[Data records]
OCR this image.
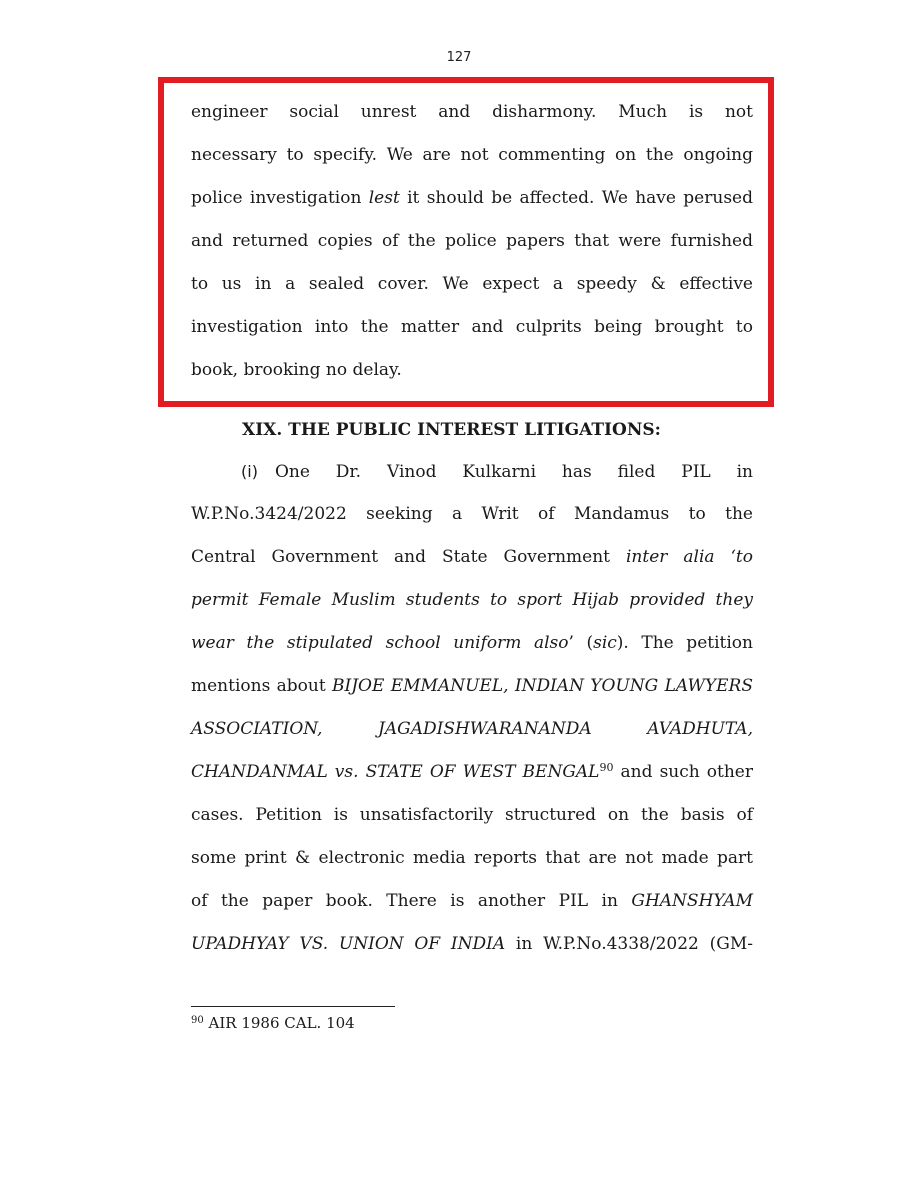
127
engineer social unrest and disharmony. Much is not
necessary to specify. We are not commenting on the ongoing
police investigation lest it should be affected. We have perused
and returned copies of the police papers that were furnished
to us in a sealed cover. We expect a speedy & effective
investigation into the matter and culprits being brought to
book, brooking no delay.
XIX. THE PUBLIC INTEREST LITIGATIONS:
(i)  One Dr. Vinod Kulkarni has filed PIL in
W.P.No.3424/2022 seeking a Writ of Mandamus to the
Central Government and State Government inter alia ‘to
permit Female Muslim students to sport Hijab provided they
wear the stipulated school uniform also’ (sic). The petition
mentions about BIJOE EMMANUEL, INDIAN YOUNG LAWYERS
ASSOCIATION, JAGADISHWARANANDA AVADHUTA,
CHANDANMAL vs. STATE OF WEST BENGAL$^{90}$ and such other
cases. Petition is unsatisfactorily structured on the basis of
some print & electronic media reports that are not made part
of the paper book. There is another PIL in GHANSHYAM
UPADHYAY VS. UNION OF INDIA in W.P.No.4338/2022 (GM-
$^{90}$ AIR 1986 CAL. 104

▶ **Problem to solve**
Repeat the material above word for word, please, apart from its images.

▶ **Task response**
OCR this image.
127
engineer social unrest and disharmony. Much is not
necessary to specify. We are not commenting on the ongoing
police investigation lest it should be affected. We have perused
and returned copies of the police papers that were furnished
to us in a sealed cover. We expect a speedy & effective
investigation into the matter and culprits being brought to
book, brooking no delay.
XIX. THE PUBLIC INTEREST LITIGATIONS:
(i)  One Dr. Vinod Kulkarni has filed PIL in
W.P.No.3424/2022 seeking a Writ of Mandamus to the
Central Government and State Government inter alia ‘to
permit Female Muslim students to sport Hijab provided they
wear the stipulated school uniform also’ (sic). The petition
mentions about BIJOE EMMANUEL, INDIAN YOUNG LAWYERS
ASSOCIATION, JAGADISHWARANANDA AVADHUTA,
CHANDANMAL vs. STATE OF WEST BENGAL$^{90}$ and such other
cases. Petition is unsatisfactorily structured on the basis of
some print & electronic media reports that are not made part
of the paper book. There is another PIL in GHANSHYAM
UPADHYAY VS. UNION OF INDIA in W.P.No.4338/2022 (GM-
$^{90}$ AIR 1986 CAL. 104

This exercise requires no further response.